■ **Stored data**

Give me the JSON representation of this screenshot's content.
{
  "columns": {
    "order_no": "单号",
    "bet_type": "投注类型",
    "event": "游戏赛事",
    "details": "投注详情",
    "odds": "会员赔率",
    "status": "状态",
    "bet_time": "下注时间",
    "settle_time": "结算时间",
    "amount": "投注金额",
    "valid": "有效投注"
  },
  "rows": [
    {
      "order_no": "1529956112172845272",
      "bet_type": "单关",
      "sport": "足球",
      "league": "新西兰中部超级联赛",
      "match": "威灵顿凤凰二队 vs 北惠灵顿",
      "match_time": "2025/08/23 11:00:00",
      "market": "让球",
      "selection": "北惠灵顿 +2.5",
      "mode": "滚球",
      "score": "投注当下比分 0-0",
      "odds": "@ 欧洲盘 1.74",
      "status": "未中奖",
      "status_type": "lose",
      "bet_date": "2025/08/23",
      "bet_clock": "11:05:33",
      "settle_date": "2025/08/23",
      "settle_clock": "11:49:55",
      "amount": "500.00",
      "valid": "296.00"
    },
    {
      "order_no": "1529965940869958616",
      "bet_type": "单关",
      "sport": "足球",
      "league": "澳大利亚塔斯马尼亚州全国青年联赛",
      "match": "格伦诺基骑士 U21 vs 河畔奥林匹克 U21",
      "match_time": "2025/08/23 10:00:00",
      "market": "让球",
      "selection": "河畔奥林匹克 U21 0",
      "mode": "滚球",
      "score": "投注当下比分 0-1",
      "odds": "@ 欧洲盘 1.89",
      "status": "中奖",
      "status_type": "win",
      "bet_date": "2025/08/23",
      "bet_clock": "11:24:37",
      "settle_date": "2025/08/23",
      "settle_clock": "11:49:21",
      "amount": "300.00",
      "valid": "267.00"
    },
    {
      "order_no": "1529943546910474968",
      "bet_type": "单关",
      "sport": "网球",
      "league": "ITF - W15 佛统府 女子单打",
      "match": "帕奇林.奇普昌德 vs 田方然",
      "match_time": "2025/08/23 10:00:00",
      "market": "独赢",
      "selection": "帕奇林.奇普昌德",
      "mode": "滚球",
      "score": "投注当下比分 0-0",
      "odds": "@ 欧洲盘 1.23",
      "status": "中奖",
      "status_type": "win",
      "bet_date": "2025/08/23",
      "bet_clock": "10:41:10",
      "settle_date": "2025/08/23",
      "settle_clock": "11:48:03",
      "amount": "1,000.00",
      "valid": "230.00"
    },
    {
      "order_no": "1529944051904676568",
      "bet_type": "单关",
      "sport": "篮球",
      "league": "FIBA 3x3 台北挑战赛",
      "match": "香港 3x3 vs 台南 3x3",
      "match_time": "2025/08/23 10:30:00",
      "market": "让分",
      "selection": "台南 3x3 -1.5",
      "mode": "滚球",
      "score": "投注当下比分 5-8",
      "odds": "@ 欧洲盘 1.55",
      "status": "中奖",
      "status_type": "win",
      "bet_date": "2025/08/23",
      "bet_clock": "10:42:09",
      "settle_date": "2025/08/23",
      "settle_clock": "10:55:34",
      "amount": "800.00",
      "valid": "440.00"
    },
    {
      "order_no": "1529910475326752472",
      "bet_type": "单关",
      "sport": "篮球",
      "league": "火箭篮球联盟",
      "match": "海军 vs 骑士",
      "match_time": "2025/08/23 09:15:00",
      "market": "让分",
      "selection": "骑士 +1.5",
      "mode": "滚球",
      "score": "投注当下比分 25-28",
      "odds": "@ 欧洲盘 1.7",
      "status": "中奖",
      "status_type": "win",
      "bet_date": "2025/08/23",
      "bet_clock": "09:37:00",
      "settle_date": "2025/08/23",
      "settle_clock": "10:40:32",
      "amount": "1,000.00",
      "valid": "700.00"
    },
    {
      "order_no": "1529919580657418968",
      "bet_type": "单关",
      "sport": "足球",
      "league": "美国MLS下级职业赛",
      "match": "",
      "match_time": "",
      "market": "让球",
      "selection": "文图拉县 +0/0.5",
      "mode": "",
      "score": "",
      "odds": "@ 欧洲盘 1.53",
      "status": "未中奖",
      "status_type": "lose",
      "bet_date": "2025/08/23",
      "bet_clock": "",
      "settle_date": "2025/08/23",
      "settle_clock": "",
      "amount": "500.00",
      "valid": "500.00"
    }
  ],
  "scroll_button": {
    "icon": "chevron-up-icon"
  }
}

■ **WORK REQUIRED**
Go through the listing above and pull out each line containing the word "投注当下比分".

■ **THE COMPLETED TASK**
      "score": "投注当下比分 0-0",
      "score": "投注当下比分 0-1",
      "score": "投注当下比分 0-0",
      "score": "投注当下比分 5-8",
      "score": "投注当下比分 25-28",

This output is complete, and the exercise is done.